Data under study ::
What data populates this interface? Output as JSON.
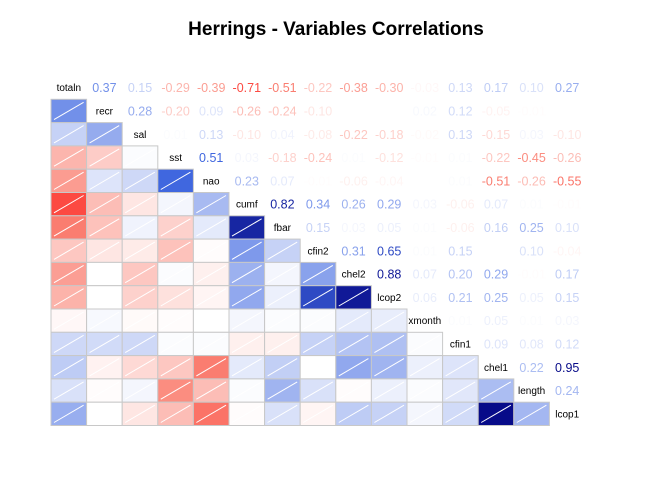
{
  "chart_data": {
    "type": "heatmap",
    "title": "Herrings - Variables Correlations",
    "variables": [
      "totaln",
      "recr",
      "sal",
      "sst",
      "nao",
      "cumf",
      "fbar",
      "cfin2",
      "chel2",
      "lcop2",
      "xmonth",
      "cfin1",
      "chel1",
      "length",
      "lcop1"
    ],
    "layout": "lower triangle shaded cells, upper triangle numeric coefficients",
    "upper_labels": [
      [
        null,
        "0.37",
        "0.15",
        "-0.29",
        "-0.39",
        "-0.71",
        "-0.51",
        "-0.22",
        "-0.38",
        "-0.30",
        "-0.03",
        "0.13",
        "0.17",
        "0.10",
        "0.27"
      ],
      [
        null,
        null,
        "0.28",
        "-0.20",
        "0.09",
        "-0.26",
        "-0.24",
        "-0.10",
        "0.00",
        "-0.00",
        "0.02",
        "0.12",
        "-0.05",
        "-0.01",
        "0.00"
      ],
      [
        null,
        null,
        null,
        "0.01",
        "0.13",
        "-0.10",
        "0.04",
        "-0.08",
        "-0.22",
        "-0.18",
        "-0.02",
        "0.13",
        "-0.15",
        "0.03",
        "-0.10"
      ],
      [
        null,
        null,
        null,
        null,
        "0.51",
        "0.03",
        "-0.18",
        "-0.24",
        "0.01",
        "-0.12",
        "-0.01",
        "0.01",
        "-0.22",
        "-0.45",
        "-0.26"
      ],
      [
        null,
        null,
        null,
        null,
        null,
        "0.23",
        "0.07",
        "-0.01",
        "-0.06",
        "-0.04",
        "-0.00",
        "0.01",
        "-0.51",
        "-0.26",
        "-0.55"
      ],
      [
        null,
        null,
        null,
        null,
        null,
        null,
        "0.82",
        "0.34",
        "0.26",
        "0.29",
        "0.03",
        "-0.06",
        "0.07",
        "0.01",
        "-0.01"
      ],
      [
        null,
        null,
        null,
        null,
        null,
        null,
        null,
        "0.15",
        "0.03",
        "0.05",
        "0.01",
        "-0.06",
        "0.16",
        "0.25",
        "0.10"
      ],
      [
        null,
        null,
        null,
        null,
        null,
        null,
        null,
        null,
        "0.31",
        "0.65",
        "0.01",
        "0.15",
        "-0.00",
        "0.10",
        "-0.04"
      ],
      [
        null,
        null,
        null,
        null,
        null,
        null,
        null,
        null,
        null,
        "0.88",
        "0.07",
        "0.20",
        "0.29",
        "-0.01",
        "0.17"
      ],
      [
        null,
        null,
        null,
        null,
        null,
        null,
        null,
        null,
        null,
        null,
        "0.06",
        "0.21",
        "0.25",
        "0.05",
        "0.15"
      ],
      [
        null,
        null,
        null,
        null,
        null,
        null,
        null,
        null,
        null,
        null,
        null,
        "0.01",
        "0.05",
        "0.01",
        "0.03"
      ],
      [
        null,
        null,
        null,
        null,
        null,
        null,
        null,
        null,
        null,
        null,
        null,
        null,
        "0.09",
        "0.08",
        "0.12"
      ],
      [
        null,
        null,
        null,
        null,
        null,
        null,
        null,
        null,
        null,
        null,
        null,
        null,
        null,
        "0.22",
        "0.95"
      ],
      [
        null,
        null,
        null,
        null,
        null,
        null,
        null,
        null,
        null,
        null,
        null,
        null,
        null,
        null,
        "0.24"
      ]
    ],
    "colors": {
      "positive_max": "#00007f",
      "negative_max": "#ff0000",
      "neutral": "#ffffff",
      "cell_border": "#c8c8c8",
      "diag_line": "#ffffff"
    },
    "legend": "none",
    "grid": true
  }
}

Problem details :: Please give the data above again in exact form and omit every picture.

Task solution ::
What data populates this interface? Output as JSON.
{
  "chart_data": {
    "type": "heatmap",
    "title": "Herrings - Variables Correlations",
    "variables": [
      "totaln",
      "recr",
      "sal",
      "sst",
      "nao",
      "cumf",
      "fbar",
      "cfin2",
      "chel2",
      "lcop2",
      "xmonth",
      "cfin1",
      "chel1",
      "length",
      "lcop1"
    ],
    "layout": "lower triangle shaded cells, upper triangle numeric coefficients",
    "upper_labels": [
      [
        null,
        "0.37",
        "0.15",
        "-0.29",
        "-0.39",
        "-0.71",
        "-0.51",
        "-0.22",
        "-0.38",
        "-0.30",
        "-0.03",
        "0.13",
        "0.17",
        "0.10",
        "0.27"
      ],
      [
        null,
        null,
        "0.28",
        "-0.20",
        "0.09",
        "-0.26",
        "-0.24",
        "-0.10",
        "0.00",
        "-0.00",
        "0.02",
        "0.12",
        "-0.05",
        "-0.01",
        "0.00"
      ],
      [
        null,
        null,
        null,
        "0.01",
        "0.13",
        "-0.10",
        "0.04",
        "-0.08",
        "-0.22",
        "-0.18",
        "-0.02",
        "0.13",
        "-0.15",
        "0.03",
        "-0.10"
      ],
      [
        null,
        null,
        null,
        null,
        "0.51",
        "0.03",
        "-0.18",
        "-0.24",
        "0.01",
        "-0.12",
        "-0.01",
        "0.01",
        "-0.22",
        "-0.45",
        "-0.26"
      ],
      [
        null,
        null,
        null,
        null,
        null,
        "0.23",
        "0.07",
        "-0.01",
        "-0.06",
        "-0.04",
        "-0.00",
        "0.01",
        "-0.51",
        "-0.26",
        "-0.55"
      ],
      [
        null,
        null,
        null,
        null,
        null,
        null,
        "0.82",
        "0.34",
        "0.26",
        "0.29",
        "0.03",
        "-0.06",
        "0.07",
        "0.01",
        "-0.01"
      ],
      [
        null,
        null,
        null,
        null,
        null,
        null,
        null,
        "0.15",
        "0.03",
        "0.05",
        "0.01",
        "-0.06",
        "0.16",
        "0.25",
        "0.10"
      ],
      [
        null,
        null,
        null,
        null,
        null,
        null,
        null,
        null,
        "0.31",
        "0.65",
        "0.01",
        "0.15",
        "-0.00",
        "0.10",
        "-0.04"
      ],
      [
        null,
        null,
        null,
        null,
        null,
        null,
        null,
        null,
        null,
        "0.88",
        "0.07",
        "0.20",
        "0.29",
        "-0.01",
        "0.17"
      ],
      [
        null,
        null,
        null,
        null,
        null,
        null,
        null,
        null,
        null,
        null,
        "0.06",
        "0.21",
        "0.25",
        "0.05",
        "0.15"
      ],
      [
        null,
        null,
        null,
        null,
        null,
        null,
        null,
        null,
        null,
        null,
        null,
        "0.01",
        "0.05",
        "0.01",
        "0.03"
      ],
      [
        null,
        null,
        null,
        null,
        null,
        null,
        null,
        null,
        null,
        null,
        null,
        null,
        "0.09",
        "0.08",
        "0.12"
      ],
      [
        null,
        null,
        null,
        null,
        null,
        null,
        null,
        null,
        null,
        null,
        null,
        null,
        null,
        "0.22",
        "0.95"
      ],
      [
        null,
        null,
        null,
        null,
        null,
        null,
        null,
        null,
        null,
        null,
        null,
        null,
        null,
        null,
        "0.24"
      ]
    ],
    "colors": {
      "positive_max": "#00007f",
      "negative_max": "#ff0000",
      "neutral": "#ffffff",
      "cell_border": "#c8c8c8",
      "diag_line": "#ffffff"
    },
    "legend": "none",
    "grid": true
  }
}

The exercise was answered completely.